## Work to be completed
Please rewrite everything from the line containing "- y-tick-label: 0.8: [38, 34, 54, 49]" down to the line containing "- point: [392, 382, 401, 390]", with "legend-label" changed to "legend-entry" and nothing else altered.

[Records]

────────

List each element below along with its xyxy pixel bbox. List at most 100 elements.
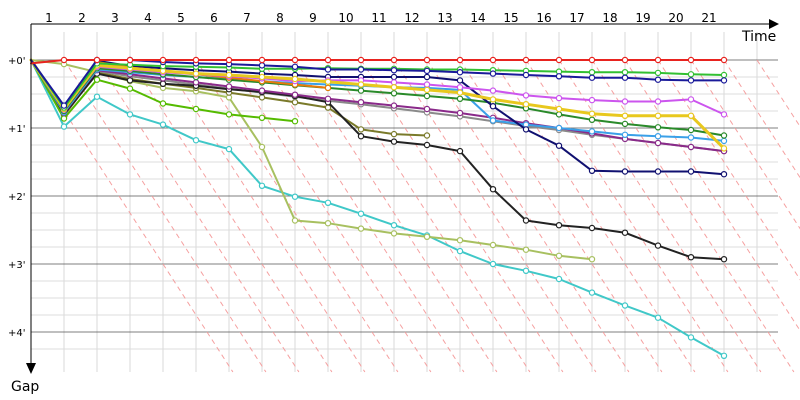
data-point xyxy=(291,98,299,106)
data-point xyxy=(687,143,695,151)
data-point xyxy=(654,112,662,120)
data-point xyxy=(588,56,596,64)
data-point xyxy=(522,71,530,79)
data-point xyxy=(456,83,464,91)
data-point xyxy=(291,91,299,98)
lapping-line xyxy=(195,59,399,373)
lapping-line xyxy=(327,59,531,373)
data-point xyxy=(60,56,68,64)
data-point xyxy=(588,256,596,263)
x-tick-label: 6 xyxy=(210,11,218,25)
lapping-line xyxy=(162,59,366,373)
data-point xyxy=(654,139,662,147)
data-point xyxy=(522,246,530,253)
data-point xyxy=(588,68,596,76)
data-point xyxy=(489,260,497,268)
data-point xyxy=(687,126,695,134)
series-11 xyxy=(30,59,299,125)
data-point xyxy=(324,66,332,73)
data-point xyxy=(489,96,497,103)
data-point xyxy=(720,145,728,152)
data-point xyxy=(258,62,266,69)
lapping-line xyxy=(228,59,432,373)
x-tick-label: 10 xyxy=(338,11,353,25)
data-point xyxy=(687,168,695,175)
data-point xyxy=(357,66,365,73)
y-tick-label: +1' xyxy=(8,124,26,135)
series-1 xyxy=(30,56,728,65)
data-point xyxy=(159,56,167,64)
x-tick-label: 2 xyxy=(78,11,86,25)
data-point xyxy=(423,56,431,64)
data-point xyxy=(357,87,365,94)
data-point xyxy=(357,98,365,106)
series-15 xyxy=(30,59,596,263)
x-tick-label: 15 xyxy=(503,11,518,25)
data-point xyxy=(489,87,497,94)
lapping-line xyxy=(63,59,267,373)
data-point xyxy=(225,71,233,79)
data-point xyxy=(489,185,497,193)
data-point xyxy=(423,233,431,240)
x-tick-label: 4 xyxy=(144,11,152,25)
data-point xyxy=(456,236,464,244)
data-point xyxy=(588,110,596,117)
data-point xyxy=(60,102,68,109)
data-point xyxy=(357,81,365,88)
data-point xyxy=(588,224,596,232)
series-line xyxy=(30,59,725,153)
series-lines xyxy=(29,56,728,359)
data-point xyxy=(687,96,695,103)
data-point xyxy=(588,74,596,81)
data-point xyxy=(291,63,299,71)
data-point xyxy=(489,241,497,249)
lapping-line xyxy=(591,59,795,373)
data-point xyxy=(126,111,134,118)
data-point xyxy=(654,124,662,131)
data-point xyxy=(522,56,530,64)
data-point xyxy=(555,275,563,283)
data-point xyxy=(390,221,398,229)
data-point xyxy=(687,56,695,64)
data-point xyxy=(621,98,629,105)
data-point xyxy=(423,73,431,81)
lapping-line xyxy=(360,59,564,373)
x-tick-label: 3 xyxy=(111,11,119,25)
data-point xyxy=(390,56,398,64)
data-point xyxy=(522,267,530,274)
data-point xyxy=(456,89,464,96)
data-point xyxy=(654,242,662,249)
series-16 xyxy=(30,59,728,359)
data-point xyxy=(258,56,266,64)
lapping-line xyxy=(657,59,800,281)
lapping-line xyxy=(30,59,234,373)
x-tick-label: 16 xyxy=(536,11,551,25)
data-point xyxy=(687,254,695,261)
data-point xyxy=(555,252,563,259)
data-point xyxy=(654,76,662,83)
data-point xyxy=(621,131,629,138)
x-axis-title: Time xyxy=(741,29,776,45)
lapping-line xyxy=(459,59,663,373)
data-point xyxy=(159,121,167,128)
data-point xyxy=(357,132,365,140)
data-point xyxy=(192,79,200,86)
data-point xyxy=(456,95,464,103)
x-tick-label: 1 xyxy=(45,11,53,25)
data-point xyxy=(555,56,563,64)
data-point xyxy=(456,56,464,64)
data-point xyxy=(423,141,431,149)
data-point xyxy=(357,56,365,64)
y-tick-label: +3' xyxy=(8,260,26,271)
data-point xyxy=(60,123,68,130)
data-point xyxy=(720,137,728,145)
data-point xyxy=(126,85,134,92)
data-point xyxy=(621,74,629,81)
lapping-line xyxy=(261,59,465,373)
data-point xyxy=(654,168,662,175)
data-point xyxy=(390,138,398,145)
data-point xyxy=(720,77,728,84)
data-point xyxy=(390,66,398,74)
series-line xyxy=(30,59,725,261)
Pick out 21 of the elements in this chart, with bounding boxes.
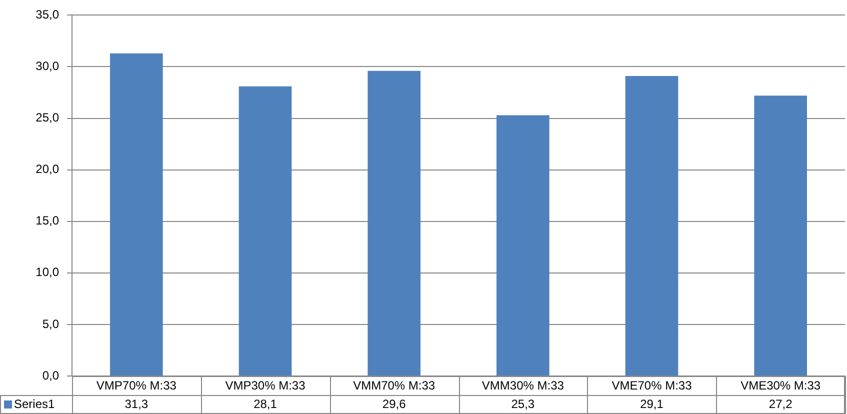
x-tick-label: VME30% M:33 (740, 378, 821, 393)
y-tick-label: 0,0 (42, 368, 60, 382)
y-tick-label: 15,0 (36, 214, 60, 228)
legend-label: Series1 (14, 396, 56, 411)
y-tick-label: 5,0 (42, 316, 60, 331)
y-tick-label: 20,0 (36, 162, 60, 176)
data-label: 29,1 (640, 396, 664, 411)
y-tick-label: 30,0 (36, 59, 60, 74)
x-tick-label: VME70% M:33 (612, 378, 692, 393)
x-tick-label: VMP70% M:33 (96, 378, 177, 393)
data-label: 29,6 (382, 396, 406, 411)
data-label: 25,3 (511, 396, 535, 411)
x-tick-label: VMM30% M:33 (482, 378, 564, 393)
x-tick-label: VMM70% M:33 (353, 378, 436, 393)
data-label: 27,2 (768, 396, 793, 411)
x-tick-label: VMP30% M:33 (225, 378, 306, 393)
y-tick-label: 35,0 (36, 8, 60, 22)
data-label: 31,3 (124, 396, 148, 411)
data-label: 28,1 (254, 396, 278, 411)
y-tick-label: 25,0 (36, 110, 60, 125)
y-tick-label: 10,0 (36, 265, 60, 280)
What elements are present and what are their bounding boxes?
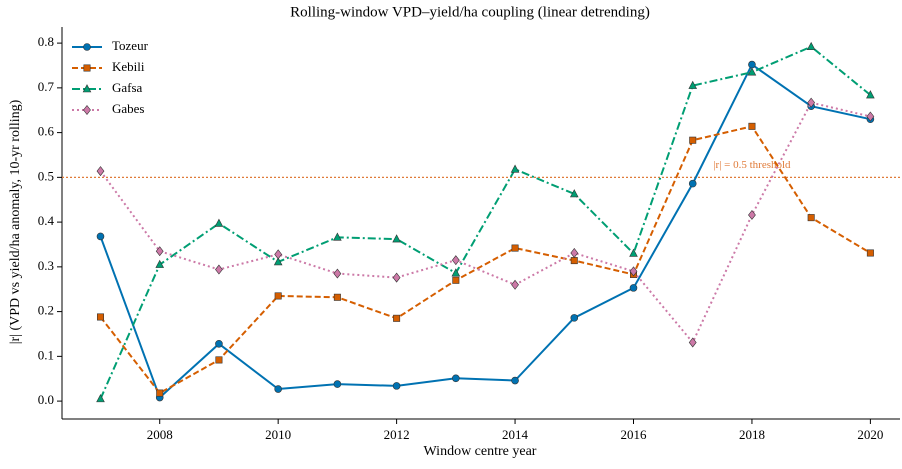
- y-tick-label: 0.8: [38, 34, 54, 49]
- x-tick-label: 2010: [265, 427, 291, 442]
- legend-label: Kebili: [112, 59, 145, 74]
- point: [866, 111, 875, 122]
- point: [747, 67, 757, 76]
- point: [452, 276, 460, 284]
- point: [155, 246, 164, 257]
- point: [274, 385, 282, 393]
- point: [392, 382, 401, 390]
- series-line: [99, 101, 871, 345]
- point: [451, 268, 461, 277]
- point: [866, 249, 874, 257]
- point: [452, 374, 460, 383]
- point: [274, 249, 283, 260]
- point: [629, 266, 638, 277]
- point: [806, 41, 816, 50]
- point: [82, 84, 92, 93]
- y-axis-label: |r| (VPD vs yield/ha anomaly, 10-yr roll…: [8, 99, 23, 344]
- point: [748, 209, 756, 220]
- point: [96, 232, 105, 241]
- y-tick-label: 0.7: [38, 79, 55, 94]
- point: [96, 394, 105, 403]
- point: [155, 259, 165, 268]
- point: [96, 313, 104, 321]
- point: [511, 244, 519, 252]
- point: [748, 122, 756, 130]
- point: [333, 232, 342, 241]
- x-tick-label: 2008: [147, 427, 173, 442]
- y-tick-label: 0.6: [38, 124, 55, 139]
- series-line: [99, 63, 871, 400]
- point: [392, 272, 401, 283]
- series-line: [99, 45, 872, 400]
- legend-label: Gabes: [112, 101, 145, 116]
- x-tick-label: 2020: [857, 427, 883, 442]
- legend-label: Gafsa: [112, 80, 143, 95]
- point: [510, 164, 520, 173]
- point: [688, 179, 697, 188]
- y-tick-label: 0.3: [38, 258, 54, 273]
- point: [83, 43, 91, 51]
- point: [569, 189, 579, 198]
- point: [688, 337, 697, 348]
- point: [748, 60, 756, 69]
- point: [511, 376, 519, 385]
- point: [333, 380, 342, 388]
- y-tick-label: 0.0: [38, 392, 54, 407]
- point: [83, 64, 91, 72]
- point: [156, 389, 164, 397]
- y-tick-label: 0.5: [38, 168, 54, 183]
- point: [215, 340, 223, 348]
- point: [96, 166, 105, 177]
- x-tick-label: 2014: [502, 427, 529, 442]
- point: [451, 255, 460, 266]
- legend-label: Tozeur: [112, 38, 149, 53]
- x-tick-label: 2016: [620, 427, 647, 442]
- point: [807, 97, 816, 108]
- point: [570, 314, 579, 322]
- y-tick-label: 0.4: [38, 213, 55, 228]
- point: [807, 214, 815, 222]
- point: [688, 80, 698, 89]
- x-tick-label: 2012: [384, 427, 410, 442]
- point: [511, 279, 519, 290]
- chart-title: Rolling-window VPD–yield/ha coupling (li…: [290, 4, 650, 20]
- point: [629, 248, 638, 257]
- y-tick-label: 0.2: [38, 303, 54, 318]
- point: [629, 284, 638, 292]
- point: [866, 90, 875, 99]
- point: [274, 292, 282, 300]
- threshold-label: |r| = 0.5 threshold: [713, 159, 791, 171]
- point: [215, 356, 223, 364]
- x-axis-label: Window centre year: [424, 444, 537, 459]
- point: [392, 234, 401, 243]
- y-tick-label: 0.1: [38, 347, 54, 362]
- point: [83, 105, 91, 115]
- point: [570, 247, 579, 258]
- point: [333, 293, 341, 301]
- point: [570, 257, 578, 265]
- point: [393, 314, 401, 322]
- point: [214, 218, 224, 227]
- series-line: [99, 125, 871, 395]
- point: [215, 264, 223, 275]
- point: [273, 257, 283, 266]
- point: [689, 136, 697, 144]
- point: [333, 268, 342, 279]
- x-tick-label: 2018: [739, 427, 765, 442]
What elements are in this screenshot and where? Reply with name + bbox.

────────

## Final answer
- y-tick-label: 0.8: [38, 34, 54, 49]
- x-tick-label: 2010: [265, 427, 291, 442]
- legend-entry: Kebili: [112, 59, 145, 74]
- point: [866, 111, 875, 122]
- point: [747, 67, 757, 76]
- point: [452, 276, 460, 284]
- point: [155, 246, 164, 257]
- point: [274, 385, 282, 393]
- point: [392, 382, 401, 390]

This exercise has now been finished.